Reproduce the records below in full and without edits, omitting images.

------ Items ------

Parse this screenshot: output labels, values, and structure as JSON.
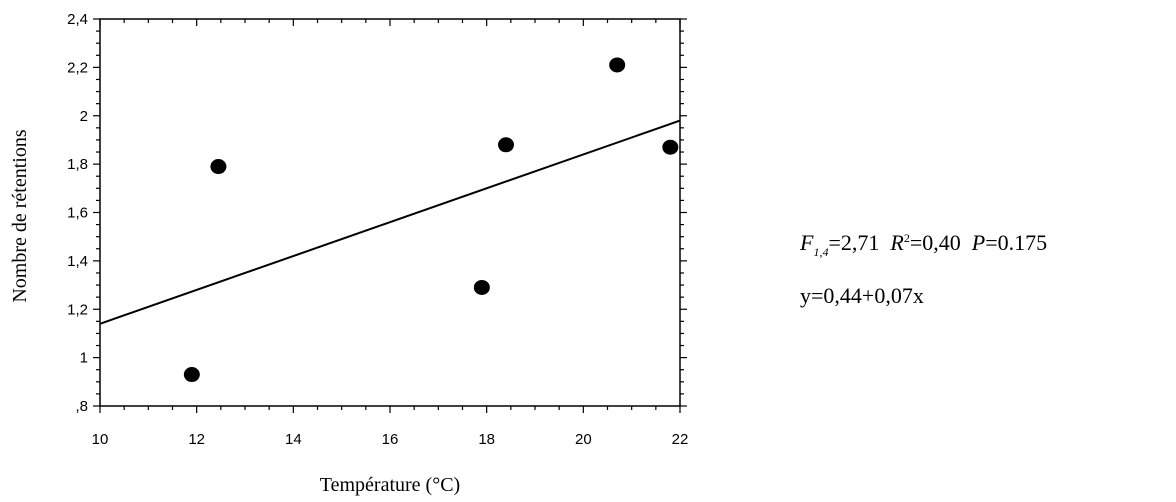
{
  "chart_data": {
    "type": "scatter",
    "xlabel": "Température (°C)",
    "ylabel": "Nombre de rétentions",
    "xlim": [
      10,
      22
    ],
    "ylim": [
      0.8,
      2.4
    ],
    "x_ticks": [
      10,
      12,
      14,
      16,
      18,
      20,
      22
    ],
    "x_tick_labels": [
      "10",
      "12",
      "14",
      "16",
      "18",
      "20",
      "22"
    ],
    "y_ticks": [
      0.8,
      1.0,
      1.2,
      1.4,
      1.6,
      1.8,
      2.0,
      2.2,
      2.4
    ],
    "y_tick_labels": [
      ",8",
      "1",
      "1,2",
      "1,4",
      "1,6",
      "1,8",
      "2",
      "2,2",
      "2,4"
    ],
    "points": [
      {
        "x": 11.9,
        "y": 0.93
      },
      {
        "x": 12.45,
        "y": 1.79
      },
      {
        "x": 17.9,
        "y": 1.29
      },
      {
        "x": 18.4,
        "y": 1.88
      },
      {
        "x": 20.7,
        "y": 2.21
      },
      {
        "x": 21.8,
        "y": 1.87
      }
    ],
    "regression": {
      "intercept": 0.44,
      "slope": 0.07
    },
    "grid": false
  },
  "stats": {
    "f_letter": "F",
    "f_df": "1,4",
    "f_value": "=2,71",
    "r_letter": "R",
    "r_exp": "2",
    "r_value": "=0,40",
    "p_letter": "P",
    "p_value": "=0.175"
  },
  "equation": "y=0,44+0,07x"
}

------

• Exercise solution:
Parse this screenshot: output labels, values, and structure as JSON.
{
  "chart_data": {
    "type": "scatter",
    "xlabel": "Température (°C)",
    "ylabel": "Nombre de rétentions",
    "xlim": [
      10,
      22
    ],
    "ylim": [
      0.8,
      2.4
    ],
    "x_ticks": [
      10,
      12,
      14,
      16,
      18,
      20,
      22
    ],
    "x_tick_labels": [
      "10",
      "12",
      "14",
      "16",
      "18",
      "20",
      "22"
    ],
    "y_ticks": [
      0.8,
      1.0,
      1.2,
      1.4,
      1.6,
      1.8,
      2.0,
      2.2,
      2.4
    ],
    "y_tick_labels": [
      ",8",
      "1",
      "1,2",
      "1,4",
      "1,6",
      "1,8",
      "2",
      "2,2",
      "2,4"
    ],
    "points": [
      {
        "x": 11.9,
        "y": 0.93
      },
      {
        "x": 12.45,
        "y": 1.79
      },
      {
        "x": 17.9,
        "y": 1.29
      },
      {
        "x": 18.4,
        "y": 1.88
      },
      {
        "x": 20.7,
        "y": 2.21
      },
      {
        "x": 21.8,
        "y": 1.87
      }
    ],
    "regression": {
      "intercept": 0.44,
      "slope": 0.07
    },
    "grid": false
  },
  "stats": {
    "f_letter": "F",
    "f_df": "1,4",
    "f_value": "=2,71",
    "r_letter": "R",
    "r_exp": "2",
    "r_value": "=0,40",
    "p_letter": "P",
    "p_value": "=0.175"
  },
  "equation": "y=0,44+0,07x"
}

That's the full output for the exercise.